* Trecho de origem:
---*---

03 / 12 / 2025 / Carta Ao Velho Que Sempre Fui

Eu nasci velho. Banguela, meu sorriso de menino era de quem suspeitava que as coisas aconteceriam como se fosse uma reprise. Eu, quando comecei a crescer, encarava como se vivesse um dèjá-vu diário. Não era incomum que me imaginasse revisitando situações já vividas. Quando novo, já havia decidido não me casar. Não queria participar de um jogo de cartas marcadas, mesmo porque nunca fui bom em carteado. Aliás, pouco aprendi a viver e a jogar. Cheguei à vida adulta totalmente despreparado para viver sob as regras de um homem maduro. Aliás, quando me vejo em situações de adulto mais velho, como aquele que estou a me tornar, percebo que sou mais sensato do que os que jogam sob as regras do Sistema. A medida é não passar por cima das pessoas para me sentir melhor, como é comum acontecer frequentemente. Tanto no trânsito, quanto nos espaços que frequento como cidadão. Ser homem deveria ser uma vantagem neste mundo, mas como me envergonho muitas vezes de pertencer a esse gênero, tento passar despercebido como tal. É claro que sendo alguém que não se permite deixar de ver as degradações de nosso País, protesto, escrevo textos, converso a respeito, me coloco como antípoda desse processo degradante sob o qual vivemos. Mesmo que soubesse que dificilmente as circunstâncias mudassem radicalmente — estudante de História desde sempre — já tive esperança de que mudássemos de rumo, mas o animal humano não consegue deixar de ser autodestrutivo. É bem possível que essa capacidade nos leve à extinção. O pior é carregar conosco todos os outros seres que compartilham o planeta como residência. Eu sei que podemos desejar nos matar. Já passeei por essa trilha. Sei o quanto podemos visitar a escuridão e o desejo (mas já não mais) de cessar tanta dor.

Registro de 2019, com a presença de Cheetara.

---*---

* Entradas listadas:
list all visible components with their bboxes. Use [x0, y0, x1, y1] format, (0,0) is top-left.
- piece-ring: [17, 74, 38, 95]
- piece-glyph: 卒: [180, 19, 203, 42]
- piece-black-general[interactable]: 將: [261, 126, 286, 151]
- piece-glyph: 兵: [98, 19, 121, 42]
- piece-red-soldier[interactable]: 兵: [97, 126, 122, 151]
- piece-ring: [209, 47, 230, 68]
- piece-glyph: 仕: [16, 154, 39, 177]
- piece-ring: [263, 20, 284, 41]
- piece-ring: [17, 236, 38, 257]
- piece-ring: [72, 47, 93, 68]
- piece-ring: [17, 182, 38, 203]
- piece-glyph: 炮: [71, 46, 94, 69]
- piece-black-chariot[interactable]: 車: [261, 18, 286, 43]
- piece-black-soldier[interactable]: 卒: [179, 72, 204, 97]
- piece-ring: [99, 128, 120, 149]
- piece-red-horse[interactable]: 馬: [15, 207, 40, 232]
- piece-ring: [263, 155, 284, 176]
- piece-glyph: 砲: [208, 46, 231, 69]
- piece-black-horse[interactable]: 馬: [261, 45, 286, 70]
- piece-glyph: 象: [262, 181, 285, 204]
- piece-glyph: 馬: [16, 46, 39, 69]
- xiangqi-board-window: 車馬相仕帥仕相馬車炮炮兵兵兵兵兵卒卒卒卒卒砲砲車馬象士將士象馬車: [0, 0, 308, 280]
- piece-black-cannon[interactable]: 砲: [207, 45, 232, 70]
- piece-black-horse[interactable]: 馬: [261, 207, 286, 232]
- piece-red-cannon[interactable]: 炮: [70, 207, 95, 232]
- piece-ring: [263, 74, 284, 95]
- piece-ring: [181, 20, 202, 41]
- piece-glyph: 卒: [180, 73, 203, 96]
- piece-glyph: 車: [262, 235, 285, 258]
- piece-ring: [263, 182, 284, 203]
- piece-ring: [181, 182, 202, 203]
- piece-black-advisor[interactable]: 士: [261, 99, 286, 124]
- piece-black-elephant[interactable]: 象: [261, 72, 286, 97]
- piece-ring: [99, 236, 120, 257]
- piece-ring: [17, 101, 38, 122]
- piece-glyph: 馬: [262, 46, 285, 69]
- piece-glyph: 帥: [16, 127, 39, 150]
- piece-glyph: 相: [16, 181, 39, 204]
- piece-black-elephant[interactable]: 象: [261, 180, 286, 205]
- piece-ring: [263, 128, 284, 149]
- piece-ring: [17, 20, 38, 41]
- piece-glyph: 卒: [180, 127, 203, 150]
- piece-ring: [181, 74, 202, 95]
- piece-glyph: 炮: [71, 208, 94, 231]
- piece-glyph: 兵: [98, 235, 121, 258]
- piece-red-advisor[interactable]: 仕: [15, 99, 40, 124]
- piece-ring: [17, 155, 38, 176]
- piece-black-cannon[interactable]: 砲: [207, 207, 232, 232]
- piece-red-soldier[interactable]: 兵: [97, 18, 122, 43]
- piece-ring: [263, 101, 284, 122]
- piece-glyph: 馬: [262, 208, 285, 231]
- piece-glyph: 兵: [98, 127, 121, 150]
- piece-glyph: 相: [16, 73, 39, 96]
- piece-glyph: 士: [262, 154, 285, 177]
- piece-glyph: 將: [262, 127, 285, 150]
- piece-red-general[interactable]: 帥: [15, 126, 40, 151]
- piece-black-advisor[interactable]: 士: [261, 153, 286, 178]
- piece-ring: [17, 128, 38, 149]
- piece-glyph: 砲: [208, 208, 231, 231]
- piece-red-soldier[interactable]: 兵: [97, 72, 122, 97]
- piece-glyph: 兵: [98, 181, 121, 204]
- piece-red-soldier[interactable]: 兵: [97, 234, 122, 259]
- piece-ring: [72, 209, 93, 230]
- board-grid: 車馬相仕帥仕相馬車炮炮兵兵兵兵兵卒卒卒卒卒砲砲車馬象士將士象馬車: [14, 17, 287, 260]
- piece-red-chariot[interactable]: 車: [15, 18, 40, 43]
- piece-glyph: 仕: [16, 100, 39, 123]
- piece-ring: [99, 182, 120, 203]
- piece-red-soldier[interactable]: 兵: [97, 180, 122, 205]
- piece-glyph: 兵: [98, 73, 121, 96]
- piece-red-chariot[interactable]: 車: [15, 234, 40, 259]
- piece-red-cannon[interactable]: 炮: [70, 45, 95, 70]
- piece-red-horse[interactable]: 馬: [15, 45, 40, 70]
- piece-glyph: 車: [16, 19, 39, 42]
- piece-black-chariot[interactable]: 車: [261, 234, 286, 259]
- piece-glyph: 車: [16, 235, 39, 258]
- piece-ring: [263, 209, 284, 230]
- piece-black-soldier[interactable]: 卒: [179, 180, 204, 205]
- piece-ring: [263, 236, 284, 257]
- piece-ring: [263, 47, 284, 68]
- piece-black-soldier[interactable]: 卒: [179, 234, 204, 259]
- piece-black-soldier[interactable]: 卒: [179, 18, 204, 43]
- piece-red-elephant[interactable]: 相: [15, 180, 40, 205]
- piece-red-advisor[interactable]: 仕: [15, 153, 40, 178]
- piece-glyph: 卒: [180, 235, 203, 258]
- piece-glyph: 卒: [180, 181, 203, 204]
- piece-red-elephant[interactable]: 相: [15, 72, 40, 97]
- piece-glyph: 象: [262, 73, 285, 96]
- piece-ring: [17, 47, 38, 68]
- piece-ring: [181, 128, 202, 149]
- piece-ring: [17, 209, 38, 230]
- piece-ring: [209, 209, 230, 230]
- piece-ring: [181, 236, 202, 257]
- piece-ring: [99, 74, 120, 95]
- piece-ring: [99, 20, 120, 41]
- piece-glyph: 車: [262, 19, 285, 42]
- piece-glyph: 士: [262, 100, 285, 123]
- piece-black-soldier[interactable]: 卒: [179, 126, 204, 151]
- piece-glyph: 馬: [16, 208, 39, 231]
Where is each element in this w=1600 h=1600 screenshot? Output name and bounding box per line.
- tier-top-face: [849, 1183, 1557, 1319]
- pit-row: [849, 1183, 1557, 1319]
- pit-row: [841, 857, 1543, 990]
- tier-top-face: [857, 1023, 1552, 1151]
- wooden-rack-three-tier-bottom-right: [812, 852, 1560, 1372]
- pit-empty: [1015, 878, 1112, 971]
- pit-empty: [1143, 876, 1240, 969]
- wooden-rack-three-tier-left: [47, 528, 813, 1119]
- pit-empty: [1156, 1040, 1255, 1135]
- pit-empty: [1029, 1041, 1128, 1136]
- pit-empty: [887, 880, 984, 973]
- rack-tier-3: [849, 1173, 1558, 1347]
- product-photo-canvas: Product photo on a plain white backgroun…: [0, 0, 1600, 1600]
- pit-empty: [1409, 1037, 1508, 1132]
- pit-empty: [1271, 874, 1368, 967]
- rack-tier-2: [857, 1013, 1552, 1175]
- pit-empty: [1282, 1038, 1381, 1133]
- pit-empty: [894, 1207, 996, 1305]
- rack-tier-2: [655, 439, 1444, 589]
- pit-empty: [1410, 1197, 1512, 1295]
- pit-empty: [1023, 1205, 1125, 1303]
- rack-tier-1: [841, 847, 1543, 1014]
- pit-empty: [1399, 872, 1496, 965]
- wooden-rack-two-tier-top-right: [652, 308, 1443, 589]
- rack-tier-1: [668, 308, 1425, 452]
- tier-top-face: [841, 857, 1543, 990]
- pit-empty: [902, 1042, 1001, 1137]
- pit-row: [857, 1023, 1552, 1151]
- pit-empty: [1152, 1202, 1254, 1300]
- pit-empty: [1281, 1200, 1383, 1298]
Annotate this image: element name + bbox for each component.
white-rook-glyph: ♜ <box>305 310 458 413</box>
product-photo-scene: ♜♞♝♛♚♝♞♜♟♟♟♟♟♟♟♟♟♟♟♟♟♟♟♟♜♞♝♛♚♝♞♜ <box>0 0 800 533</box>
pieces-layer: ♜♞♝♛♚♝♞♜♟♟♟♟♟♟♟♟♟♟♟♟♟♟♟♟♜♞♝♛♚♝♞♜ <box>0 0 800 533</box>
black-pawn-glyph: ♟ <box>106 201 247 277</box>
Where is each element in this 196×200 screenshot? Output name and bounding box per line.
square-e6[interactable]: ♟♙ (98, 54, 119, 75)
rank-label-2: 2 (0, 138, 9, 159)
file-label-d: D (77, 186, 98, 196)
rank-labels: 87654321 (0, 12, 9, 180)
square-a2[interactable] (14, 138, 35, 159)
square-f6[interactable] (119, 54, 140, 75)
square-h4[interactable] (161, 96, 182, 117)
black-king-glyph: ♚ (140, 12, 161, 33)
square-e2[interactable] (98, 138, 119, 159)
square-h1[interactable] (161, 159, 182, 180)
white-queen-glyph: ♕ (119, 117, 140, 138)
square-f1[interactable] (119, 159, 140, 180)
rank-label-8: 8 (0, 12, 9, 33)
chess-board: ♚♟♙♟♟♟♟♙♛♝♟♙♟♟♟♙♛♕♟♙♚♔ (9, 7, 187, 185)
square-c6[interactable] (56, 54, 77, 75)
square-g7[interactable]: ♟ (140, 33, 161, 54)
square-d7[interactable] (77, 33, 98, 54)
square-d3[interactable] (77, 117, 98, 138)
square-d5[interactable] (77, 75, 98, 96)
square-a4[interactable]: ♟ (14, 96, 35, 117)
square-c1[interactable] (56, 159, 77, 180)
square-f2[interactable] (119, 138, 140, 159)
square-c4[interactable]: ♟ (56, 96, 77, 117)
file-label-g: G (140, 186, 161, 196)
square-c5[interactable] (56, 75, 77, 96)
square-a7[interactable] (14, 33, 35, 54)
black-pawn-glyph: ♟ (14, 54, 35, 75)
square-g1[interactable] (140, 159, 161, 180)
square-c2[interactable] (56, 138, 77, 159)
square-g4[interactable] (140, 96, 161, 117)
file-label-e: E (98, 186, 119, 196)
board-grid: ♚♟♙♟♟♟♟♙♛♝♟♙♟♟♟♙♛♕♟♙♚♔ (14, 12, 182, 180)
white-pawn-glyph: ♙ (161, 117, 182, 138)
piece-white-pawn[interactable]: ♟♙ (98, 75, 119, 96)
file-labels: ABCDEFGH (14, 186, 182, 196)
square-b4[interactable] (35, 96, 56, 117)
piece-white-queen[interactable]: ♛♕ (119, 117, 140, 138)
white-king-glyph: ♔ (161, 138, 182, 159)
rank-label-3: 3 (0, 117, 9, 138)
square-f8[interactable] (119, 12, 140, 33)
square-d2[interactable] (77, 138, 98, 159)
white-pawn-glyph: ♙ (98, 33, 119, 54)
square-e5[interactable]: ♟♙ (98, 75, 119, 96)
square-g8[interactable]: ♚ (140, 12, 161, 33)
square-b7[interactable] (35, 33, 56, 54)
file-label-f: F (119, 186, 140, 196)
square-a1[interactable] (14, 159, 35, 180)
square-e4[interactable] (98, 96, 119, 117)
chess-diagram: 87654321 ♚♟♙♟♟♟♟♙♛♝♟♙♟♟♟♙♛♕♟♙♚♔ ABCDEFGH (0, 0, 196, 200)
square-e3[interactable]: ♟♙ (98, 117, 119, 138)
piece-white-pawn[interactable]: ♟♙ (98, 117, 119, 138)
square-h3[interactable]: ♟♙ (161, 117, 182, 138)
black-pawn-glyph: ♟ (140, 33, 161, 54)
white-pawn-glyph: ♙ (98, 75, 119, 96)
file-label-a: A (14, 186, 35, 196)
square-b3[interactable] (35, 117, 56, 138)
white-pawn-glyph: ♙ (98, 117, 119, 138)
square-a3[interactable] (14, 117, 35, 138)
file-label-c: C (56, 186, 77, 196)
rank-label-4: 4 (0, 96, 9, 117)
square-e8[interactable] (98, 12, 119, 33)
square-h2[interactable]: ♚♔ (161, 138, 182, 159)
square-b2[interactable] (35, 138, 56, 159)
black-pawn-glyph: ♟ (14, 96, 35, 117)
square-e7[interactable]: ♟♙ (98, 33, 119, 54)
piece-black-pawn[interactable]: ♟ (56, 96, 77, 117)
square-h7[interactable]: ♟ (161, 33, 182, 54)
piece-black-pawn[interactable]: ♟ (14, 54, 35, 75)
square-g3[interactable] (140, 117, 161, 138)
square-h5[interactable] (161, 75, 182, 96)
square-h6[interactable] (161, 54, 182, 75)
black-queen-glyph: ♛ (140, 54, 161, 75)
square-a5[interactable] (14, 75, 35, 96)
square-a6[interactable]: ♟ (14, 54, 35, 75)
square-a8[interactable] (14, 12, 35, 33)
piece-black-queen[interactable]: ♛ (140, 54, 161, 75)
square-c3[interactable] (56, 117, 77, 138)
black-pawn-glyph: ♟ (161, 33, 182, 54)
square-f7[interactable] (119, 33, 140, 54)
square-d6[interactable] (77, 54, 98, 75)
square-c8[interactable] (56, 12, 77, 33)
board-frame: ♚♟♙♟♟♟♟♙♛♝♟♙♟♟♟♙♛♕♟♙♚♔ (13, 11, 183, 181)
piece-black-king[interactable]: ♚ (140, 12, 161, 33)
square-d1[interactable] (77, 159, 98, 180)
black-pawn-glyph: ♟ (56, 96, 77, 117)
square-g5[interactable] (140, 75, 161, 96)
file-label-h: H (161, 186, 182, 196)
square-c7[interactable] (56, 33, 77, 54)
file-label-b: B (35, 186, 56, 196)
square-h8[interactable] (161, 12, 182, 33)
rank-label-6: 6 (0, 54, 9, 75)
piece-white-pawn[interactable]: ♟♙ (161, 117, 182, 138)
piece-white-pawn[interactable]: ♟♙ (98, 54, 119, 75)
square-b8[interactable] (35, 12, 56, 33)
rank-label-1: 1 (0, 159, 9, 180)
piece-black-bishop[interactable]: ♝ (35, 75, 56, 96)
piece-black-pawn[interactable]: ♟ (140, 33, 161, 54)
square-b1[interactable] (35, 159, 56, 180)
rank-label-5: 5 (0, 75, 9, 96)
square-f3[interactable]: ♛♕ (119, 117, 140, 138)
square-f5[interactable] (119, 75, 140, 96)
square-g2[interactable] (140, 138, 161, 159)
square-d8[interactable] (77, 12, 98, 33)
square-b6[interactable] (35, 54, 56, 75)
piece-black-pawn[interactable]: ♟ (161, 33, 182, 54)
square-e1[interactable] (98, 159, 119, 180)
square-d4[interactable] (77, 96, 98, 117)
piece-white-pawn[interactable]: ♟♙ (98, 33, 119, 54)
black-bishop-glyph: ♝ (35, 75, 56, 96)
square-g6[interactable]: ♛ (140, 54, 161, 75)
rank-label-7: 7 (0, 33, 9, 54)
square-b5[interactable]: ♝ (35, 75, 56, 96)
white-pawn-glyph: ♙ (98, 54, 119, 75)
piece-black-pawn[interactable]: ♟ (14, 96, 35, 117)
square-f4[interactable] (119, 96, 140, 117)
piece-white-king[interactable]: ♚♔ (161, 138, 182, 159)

---*---

* Desafios:
a) Reescreva em forma de lista o parágrafo da carta que começa com "Eu nasci velho", preservando seus fatos principais.
b) Resuma a carta em duas frases.
c) Traduza para o inglês a seguinte frase da carta: "Quando novo, já havia decidido não me casar."
As linhas constituem material à parte, independente da carta.

* Respostas:
a)
- Diz ter nascido velho e ter crescido com a sensação de um déjà-vu diário, como se revisitasse situações já vividas.
- Decidiu ainda jovem não se casar, por não querer participar de um jogo de cartas marcadas.
- Chegou à vida adulta despreparado para as regras de um homem maduro, mas se considera mais sensato do que os que jogam sob as regras do Sistema.
- Sua medida é não passar por cima das pessoas para se sentir melhor, no trânsito ou nos espaços que frequenta como cidadão.
- Envergonha-se muitas vezes de pertencer ao gênero masculino e tenta passar despercebido como tal.
- Diante das degradações do País, protesta, escreve textos, conversa a respeito e se coloca como antípoda desse processo.
- Estudante de História, já teve esperança de uma mudança de rumo, mas julga o animal humano autodestrutivo, possivelmente a ponto de levar à extinção, arrastando consigo os demais seres do planeta.
- Afirma já ter percorrido a trilha do desejo de se matar e conhecer a escuridão e o desejo, que já não tem, de cessar tanta dor.

b) O autor da carta diz ter nascido velho, ter decidido cedo não se casar e ter chegado à vida adulta despreparado, embora se julgue mais sensato do que os que seguem as regras do Sistema e procure não passar por cima das pessoas. Envergonhado de pertencer ao gênero masculino e crítico das degradações do País, ele protesta e escreve, mas considera o ser humano autodestrutivo e afirma já ter conhecido a escuridão e o desejo, hoje superado, de cessar a dor.

c) When I was young, I had already decided not to marry.